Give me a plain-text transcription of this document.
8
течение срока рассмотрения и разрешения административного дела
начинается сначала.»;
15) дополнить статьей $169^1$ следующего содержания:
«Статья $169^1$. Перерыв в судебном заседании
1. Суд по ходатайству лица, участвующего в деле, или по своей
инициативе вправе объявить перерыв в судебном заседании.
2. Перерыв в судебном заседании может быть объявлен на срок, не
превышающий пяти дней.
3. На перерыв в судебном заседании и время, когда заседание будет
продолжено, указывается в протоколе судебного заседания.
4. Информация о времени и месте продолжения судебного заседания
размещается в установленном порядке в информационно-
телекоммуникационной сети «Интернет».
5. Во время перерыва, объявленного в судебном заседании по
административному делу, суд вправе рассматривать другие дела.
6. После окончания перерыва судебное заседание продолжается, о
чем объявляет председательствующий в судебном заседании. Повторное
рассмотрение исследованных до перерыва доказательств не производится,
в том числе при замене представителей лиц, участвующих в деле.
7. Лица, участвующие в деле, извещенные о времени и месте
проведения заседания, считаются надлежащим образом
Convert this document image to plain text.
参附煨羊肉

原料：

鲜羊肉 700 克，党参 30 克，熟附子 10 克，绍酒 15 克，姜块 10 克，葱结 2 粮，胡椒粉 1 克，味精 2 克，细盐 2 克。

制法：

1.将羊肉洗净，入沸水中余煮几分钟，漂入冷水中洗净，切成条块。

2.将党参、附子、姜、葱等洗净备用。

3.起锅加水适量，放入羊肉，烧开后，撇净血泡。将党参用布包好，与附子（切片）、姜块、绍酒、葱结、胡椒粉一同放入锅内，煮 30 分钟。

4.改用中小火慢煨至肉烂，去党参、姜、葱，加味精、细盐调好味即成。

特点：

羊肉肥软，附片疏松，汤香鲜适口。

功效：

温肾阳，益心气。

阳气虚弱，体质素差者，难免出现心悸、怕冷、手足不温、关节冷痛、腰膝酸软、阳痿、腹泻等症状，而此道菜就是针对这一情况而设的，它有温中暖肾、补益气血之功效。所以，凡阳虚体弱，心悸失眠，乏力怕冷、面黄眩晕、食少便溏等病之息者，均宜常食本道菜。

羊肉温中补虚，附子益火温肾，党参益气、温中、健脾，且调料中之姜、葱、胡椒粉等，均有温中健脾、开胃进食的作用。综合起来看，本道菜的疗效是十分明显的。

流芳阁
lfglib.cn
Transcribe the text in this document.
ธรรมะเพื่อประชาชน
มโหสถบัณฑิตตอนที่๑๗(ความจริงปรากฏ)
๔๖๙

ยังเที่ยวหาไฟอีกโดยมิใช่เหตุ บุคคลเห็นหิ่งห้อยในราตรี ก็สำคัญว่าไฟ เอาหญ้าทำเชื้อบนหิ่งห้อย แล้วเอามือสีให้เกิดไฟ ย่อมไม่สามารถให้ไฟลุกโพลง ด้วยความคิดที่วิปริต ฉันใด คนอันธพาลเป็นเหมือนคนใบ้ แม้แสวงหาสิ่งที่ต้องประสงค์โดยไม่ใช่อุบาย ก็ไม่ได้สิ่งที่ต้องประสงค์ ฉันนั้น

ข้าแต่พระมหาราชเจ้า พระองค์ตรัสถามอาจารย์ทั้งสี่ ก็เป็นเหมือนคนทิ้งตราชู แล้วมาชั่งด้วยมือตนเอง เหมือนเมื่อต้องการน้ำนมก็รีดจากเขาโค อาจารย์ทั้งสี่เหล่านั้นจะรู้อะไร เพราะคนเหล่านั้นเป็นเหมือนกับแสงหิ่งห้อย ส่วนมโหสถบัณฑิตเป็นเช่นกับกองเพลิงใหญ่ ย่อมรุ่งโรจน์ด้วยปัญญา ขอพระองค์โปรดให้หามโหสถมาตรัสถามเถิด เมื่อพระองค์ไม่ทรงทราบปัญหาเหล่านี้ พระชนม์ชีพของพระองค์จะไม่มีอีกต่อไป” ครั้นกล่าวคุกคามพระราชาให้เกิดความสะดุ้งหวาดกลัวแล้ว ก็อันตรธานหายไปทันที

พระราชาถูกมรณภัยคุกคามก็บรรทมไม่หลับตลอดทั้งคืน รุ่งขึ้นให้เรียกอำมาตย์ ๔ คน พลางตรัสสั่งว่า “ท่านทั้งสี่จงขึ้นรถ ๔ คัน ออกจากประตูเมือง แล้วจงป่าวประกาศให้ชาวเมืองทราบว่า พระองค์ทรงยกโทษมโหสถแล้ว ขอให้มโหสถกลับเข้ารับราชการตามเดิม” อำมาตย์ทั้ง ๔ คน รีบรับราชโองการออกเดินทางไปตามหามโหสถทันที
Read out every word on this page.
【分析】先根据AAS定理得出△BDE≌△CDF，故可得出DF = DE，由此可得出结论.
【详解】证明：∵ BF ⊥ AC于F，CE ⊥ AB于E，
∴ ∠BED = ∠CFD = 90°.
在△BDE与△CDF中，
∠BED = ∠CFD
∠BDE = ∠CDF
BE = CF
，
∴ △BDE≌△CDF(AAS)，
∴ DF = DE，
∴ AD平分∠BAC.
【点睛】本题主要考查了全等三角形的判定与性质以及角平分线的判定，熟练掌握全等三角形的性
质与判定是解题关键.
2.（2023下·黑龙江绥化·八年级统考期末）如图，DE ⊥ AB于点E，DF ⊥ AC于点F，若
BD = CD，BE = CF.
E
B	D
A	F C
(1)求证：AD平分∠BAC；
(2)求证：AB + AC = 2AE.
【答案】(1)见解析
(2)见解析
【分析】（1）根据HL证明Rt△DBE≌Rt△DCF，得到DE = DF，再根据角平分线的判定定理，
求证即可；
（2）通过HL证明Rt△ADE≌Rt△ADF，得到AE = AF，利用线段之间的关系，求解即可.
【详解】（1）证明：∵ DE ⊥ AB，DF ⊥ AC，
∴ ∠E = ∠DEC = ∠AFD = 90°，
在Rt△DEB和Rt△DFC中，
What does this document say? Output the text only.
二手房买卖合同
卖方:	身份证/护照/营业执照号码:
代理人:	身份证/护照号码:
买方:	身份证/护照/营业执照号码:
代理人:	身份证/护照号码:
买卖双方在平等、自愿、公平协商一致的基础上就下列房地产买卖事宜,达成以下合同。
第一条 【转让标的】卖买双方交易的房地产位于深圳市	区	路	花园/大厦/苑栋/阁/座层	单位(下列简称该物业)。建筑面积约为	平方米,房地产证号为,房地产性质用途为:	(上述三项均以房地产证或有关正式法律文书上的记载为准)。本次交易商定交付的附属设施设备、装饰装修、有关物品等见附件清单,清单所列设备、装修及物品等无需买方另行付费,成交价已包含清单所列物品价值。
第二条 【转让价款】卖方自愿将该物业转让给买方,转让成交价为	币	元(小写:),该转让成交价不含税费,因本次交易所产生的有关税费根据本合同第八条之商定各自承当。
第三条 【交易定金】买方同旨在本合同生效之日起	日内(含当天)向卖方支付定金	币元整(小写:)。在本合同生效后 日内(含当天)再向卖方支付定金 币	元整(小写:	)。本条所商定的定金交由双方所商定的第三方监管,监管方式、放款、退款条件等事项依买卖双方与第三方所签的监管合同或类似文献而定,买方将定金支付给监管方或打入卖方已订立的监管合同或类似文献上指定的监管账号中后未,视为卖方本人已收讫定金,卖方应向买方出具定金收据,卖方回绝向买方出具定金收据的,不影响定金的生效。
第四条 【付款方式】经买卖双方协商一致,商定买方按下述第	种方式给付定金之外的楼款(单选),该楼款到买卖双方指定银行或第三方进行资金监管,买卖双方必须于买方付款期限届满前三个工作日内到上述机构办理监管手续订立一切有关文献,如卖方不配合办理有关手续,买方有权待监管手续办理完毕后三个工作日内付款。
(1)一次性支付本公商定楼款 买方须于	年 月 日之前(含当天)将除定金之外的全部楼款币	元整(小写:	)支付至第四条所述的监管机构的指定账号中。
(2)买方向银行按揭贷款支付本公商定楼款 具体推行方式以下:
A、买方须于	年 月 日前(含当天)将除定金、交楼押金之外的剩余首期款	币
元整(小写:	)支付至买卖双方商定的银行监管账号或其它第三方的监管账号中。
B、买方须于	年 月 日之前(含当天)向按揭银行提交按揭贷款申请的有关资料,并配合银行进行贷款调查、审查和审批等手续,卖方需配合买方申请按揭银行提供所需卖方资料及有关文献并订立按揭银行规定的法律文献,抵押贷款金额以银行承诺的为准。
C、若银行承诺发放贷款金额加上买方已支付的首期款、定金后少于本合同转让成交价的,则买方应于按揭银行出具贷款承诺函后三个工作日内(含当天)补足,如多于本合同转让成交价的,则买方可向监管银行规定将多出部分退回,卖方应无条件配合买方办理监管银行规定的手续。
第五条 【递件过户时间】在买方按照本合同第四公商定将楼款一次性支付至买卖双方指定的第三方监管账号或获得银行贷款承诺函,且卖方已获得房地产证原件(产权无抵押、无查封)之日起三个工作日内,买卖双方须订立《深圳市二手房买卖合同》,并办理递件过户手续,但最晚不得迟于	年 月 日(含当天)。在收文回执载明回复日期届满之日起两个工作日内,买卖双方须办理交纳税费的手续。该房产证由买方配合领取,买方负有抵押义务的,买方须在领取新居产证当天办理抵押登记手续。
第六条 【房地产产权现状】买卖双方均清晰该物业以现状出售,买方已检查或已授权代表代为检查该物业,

****************

- _REQUEST_
State the number of lines in this listing that contain the string "перерыва", and add nothing else.

- _FINAL RESULT_
3